** WHAT IS REQUIRED **
Find every line of the listing below where "estans" appears, and copy it.

** DATA FOR THIS TASK **
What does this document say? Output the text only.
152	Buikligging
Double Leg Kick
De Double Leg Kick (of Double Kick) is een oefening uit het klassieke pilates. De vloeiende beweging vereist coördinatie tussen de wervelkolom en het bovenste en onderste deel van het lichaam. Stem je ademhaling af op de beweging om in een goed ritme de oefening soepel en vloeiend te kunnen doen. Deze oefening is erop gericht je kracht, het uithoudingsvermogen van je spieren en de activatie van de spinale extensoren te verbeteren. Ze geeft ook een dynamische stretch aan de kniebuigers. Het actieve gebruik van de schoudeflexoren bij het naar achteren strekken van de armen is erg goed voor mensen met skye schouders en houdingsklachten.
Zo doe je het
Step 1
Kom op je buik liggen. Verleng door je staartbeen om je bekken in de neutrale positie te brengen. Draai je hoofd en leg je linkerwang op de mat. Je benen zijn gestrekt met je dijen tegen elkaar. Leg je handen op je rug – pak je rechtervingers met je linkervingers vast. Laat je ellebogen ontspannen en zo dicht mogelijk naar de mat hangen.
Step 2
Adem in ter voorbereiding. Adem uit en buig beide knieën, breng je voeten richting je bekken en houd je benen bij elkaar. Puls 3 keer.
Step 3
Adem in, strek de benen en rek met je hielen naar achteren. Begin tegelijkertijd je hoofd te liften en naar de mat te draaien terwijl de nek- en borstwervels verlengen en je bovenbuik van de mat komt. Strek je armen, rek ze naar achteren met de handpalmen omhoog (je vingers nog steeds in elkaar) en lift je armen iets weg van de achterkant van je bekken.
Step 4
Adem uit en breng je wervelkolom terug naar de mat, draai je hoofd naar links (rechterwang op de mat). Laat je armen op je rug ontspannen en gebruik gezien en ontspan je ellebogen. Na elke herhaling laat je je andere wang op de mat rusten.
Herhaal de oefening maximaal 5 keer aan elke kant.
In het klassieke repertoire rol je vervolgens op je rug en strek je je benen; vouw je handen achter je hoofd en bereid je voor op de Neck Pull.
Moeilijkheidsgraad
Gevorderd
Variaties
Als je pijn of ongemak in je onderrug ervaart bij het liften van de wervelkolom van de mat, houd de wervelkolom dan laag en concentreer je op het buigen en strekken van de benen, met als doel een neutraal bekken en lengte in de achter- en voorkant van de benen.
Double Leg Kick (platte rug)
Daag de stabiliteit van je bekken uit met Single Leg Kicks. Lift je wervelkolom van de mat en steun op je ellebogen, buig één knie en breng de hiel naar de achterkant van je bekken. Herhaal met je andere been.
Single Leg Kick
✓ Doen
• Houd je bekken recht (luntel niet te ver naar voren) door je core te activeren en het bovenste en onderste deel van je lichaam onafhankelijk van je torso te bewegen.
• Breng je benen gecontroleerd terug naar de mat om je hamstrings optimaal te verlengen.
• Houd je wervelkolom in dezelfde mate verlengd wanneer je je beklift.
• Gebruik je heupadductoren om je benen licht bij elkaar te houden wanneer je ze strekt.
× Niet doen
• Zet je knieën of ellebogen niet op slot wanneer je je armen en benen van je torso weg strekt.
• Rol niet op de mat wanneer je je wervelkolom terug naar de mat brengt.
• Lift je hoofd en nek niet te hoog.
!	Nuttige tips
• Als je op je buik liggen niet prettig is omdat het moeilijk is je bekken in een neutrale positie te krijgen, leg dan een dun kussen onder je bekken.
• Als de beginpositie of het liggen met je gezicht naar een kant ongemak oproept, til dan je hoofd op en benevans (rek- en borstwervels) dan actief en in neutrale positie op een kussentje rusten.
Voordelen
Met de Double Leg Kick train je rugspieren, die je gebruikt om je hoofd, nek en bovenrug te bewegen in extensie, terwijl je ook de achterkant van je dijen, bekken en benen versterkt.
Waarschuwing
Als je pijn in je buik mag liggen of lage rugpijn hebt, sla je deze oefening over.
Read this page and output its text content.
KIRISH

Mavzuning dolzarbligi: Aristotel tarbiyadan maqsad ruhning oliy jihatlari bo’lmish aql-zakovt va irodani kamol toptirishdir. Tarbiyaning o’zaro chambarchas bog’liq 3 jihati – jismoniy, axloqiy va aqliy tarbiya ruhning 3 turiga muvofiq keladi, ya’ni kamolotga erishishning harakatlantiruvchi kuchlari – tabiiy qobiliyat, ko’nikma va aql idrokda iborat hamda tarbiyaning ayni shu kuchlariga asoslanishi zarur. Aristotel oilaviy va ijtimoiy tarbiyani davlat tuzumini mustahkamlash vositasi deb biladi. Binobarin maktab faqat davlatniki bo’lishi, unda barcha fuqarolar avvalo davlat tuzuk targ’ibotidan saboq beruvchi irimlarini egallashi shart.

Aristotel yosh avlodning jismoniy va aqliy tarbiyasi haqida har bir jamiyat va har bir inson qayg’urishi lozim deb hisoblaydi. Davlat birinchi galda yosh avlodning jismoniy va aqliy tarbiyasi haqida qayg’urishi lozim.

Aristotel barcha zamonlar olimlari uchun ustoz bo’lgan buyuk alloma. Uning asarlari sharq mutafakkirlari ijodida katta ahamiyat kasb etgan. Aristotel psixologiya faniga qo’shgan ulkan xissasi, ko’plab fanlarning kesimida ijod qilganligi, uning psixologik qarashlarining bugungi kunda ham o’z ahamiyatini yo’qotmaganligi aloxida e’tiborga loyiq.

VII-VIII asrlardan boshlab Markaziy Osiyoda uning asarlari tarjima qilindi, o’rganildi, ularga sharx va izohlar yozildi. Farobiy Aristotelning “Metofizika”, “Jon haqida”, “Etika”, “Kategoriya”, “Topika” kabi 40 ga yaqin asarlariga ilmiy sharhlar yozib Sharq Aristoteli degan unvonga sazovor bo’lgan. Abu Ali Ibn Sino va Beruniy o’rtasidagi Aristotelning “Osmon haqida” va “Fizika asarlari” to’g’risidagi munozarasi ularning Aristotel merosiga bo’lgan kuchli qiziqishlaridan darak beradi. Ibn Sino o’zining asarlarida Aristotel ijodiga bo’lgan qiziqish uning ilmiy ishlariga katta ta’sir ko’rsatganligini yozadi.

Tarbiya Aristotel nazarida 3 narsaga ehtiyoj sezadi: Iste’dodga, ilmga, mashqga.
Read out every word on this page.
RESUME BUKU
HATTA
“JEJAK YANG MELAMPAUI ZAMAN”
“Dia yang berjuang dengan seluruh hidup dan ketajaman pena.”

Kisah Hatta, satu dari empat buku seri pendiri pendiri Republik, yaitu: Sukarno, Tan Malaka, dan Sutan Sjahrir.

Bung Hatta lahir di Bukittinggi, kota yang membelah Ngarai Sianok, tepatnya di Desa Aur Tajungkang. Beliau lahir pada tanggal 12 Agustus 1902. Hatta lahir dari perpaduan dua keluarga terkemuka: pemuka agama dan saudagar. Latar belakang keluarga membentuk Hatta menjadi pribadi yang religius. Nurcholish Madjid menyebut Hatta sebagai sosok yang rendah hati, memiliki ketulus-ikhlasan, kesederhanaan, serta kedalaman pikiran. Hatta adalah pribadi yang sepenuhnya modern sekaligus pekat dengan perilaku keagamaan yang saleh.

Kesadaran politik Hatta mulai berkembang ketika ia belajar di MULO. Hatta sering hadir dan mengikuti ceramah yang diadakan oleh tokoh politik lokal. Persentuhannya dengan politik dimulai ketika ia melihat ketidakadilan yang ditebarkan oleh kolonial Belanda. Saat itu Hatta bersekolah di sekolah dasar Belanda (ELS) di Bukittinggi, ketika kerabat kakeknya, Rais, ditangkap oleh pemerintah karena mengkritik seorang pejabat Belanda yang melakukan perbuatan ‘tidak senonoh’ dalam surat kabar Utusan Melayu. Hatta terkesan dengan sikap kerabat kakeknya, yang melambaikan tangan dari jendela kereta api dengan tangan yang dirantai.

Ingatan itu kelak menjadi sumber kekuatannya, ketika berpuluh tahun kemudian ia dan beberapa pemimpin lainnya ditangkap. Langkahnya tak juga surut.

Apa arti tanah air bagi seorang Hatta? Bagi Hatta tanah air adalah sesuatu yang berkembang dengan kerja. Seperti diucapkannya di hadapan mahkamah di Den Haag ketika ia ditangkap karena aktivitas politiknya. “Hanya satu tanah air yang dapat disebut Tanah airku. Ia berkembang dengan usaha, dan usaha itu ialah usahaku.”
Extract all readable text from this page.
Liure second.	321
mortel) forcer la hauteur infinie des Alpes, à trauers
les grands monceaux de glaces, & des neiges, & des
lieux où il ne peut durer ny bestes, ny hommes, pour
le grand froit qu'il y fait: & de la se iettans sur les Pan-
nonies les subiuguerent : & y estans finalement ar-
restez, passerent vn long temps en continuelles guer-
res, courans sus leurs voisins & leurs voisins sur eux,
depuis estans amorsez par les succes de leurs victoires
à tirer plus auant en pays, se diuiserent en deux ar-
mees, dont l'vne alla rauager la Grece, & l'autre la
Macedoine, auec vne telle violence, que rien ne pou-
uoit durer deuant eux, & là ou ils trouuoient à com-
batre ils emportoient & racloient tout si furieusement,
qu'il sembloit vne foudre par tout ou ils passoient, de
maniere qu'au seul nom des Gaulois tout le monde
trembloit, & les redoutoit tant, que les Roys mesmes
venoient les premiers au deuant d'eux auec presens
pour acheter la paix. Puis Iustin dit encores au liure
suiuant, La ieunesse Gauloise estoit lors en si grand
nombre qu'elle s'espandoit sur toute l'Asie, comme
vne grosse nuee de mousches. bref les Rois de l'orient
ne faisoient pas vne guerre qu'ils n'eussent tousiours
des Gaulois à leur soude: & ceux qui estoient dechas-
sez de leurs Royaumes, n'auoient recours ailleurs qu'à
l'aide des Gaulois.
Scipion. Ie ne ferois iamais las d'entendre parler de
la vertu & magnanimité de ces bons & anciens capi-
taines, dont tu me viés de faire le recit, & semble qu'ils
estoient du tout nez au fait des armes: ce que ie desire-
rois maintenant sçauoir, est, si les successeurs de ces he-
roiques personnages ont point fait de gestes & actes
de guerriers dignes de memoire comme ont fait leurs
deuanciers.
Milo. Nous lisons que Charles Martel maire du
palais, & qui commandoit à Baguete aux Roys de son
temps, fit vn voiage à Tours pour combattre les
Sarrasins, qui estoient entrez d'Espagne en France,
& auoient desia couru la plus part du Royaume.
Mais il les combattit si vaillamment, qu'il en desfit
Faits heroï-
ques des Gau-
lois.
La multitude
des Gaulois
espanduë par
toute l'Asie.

** OUTPUT FOR THIS TASK **
nonies les subiuguerent : & y estans finalement ar-
depuis estans amorsez par les succes de leurs victoires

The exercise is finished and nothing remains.